### Written task
Write the listing out again, all of it, word for word.

### Data in this exercise
════════════════════

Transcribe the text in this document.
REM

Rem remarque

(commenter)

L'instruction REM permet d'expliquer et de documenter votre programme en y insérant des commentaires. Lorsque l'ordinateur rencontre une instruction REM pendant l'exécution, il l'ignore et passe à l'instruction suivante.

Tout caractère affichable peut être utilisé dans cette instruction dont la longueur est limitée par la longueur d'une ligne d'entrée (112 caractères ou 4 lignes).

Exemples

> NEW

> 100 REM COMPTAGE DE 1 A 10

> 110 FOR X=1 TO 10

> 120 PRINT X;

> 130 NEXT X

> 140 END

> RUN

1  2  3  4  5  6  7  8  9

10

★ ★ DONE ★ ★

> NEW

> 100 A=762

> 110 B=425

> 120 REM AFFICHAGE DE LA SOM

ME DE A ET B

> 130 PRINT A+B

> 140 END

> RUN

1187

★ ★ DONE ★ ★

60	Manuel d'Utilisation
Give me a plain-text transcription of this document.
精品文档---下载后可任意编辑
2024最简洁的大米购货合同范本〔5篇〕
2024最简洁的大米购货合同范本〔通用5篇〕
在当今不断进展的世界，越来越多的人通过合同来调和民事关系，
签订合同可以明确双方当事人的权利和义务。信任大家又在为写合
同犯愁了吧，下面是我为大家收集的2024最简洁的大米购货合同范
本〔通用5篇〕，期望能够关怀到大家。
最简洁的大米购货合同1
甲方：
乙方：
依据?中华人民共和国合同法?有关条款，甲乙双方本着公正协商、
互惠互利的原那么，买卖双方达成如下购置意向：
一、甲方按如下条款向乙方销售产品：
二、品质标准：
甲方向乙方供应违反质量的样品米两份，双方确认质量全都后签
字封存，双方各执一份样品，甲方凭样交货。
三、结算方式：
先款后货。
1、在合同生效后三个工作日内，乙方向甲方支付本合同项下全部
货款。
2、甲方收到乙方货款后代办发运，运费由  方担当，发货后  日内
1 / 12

════════════════════

### Full response
Transcribe the text in this document.
REM

Rem remarque

(commenter)

L'instruction REM permet d'expliquer et de documenter votre programme en y insérant des commentaires. Lorsque l'ordinateur rencontre une instruction REM pendant l'exécution, il l'ignore et passe à l'instruction suivante.

Tout caractère affichable peut être utilisé dans cette instruction dont la longueur est limitée par la longueur d'une ligne d'entrée (112 caractères ou 4 lignes).

Exemples

> NEW

> 100 REM COMPTAGE DE 1 A 10

> 110 FOR X=1 TO 10

> 120 PRINT X;

> 130 NEXT X

> 140 END

> RUN

1  2  3  4  5  6  7  8  9

10

★ ★ DONE ★ ★

> NEW

> 100 A=762

> 110 B=425

> 120 REM AFFICHAGE DE LA SOM

ME DE A ET B

> 130 PRINT A+B

> 140 END

> RUN

1187

★ ★ DONE ★ ★

60	Manuel d'Utilisation
Give me a plain-text transcription of this document.
精品文档---下载后可任意编辑
2024最简洁的大米购货合同范本〔5篇〕
2024最简洁的大米购货合同范本〔通用5篇〕
在当今不断进展的世界，越来越多的人通过合同来调和民事关系，
签订合同可以明确双方当事人的权利和义务。信任大家又在为写合
同犯愁了吧，下面是我为大家收集的2024最简洁的大米购货合同范
本〔通用5篇〕，期望能够关怀到大家。
最简洁的大米购货合同1
甲方：
乙方：
依据?中华人民共和国合同法?有关条款，甲乙双方本着公正协商、
互惠互利的原那么，买卖双方达成如下购置意向：
一、甲方按如下条款向乙方销售产品：
二、品质标准：
甲方向乙方供应违反质量的样品米两份，双方确认质量全都后签
字封存，双方各执一份样品，甲方凭样交货。
三、结算方式：
先款后货。
1、在合同生效后三个工作日内，乙方向甲方支付本合同项下全部
货款。
2、甲方收到乙方货款后代办发运，运费由  方担当，发货后  日内
1 / 12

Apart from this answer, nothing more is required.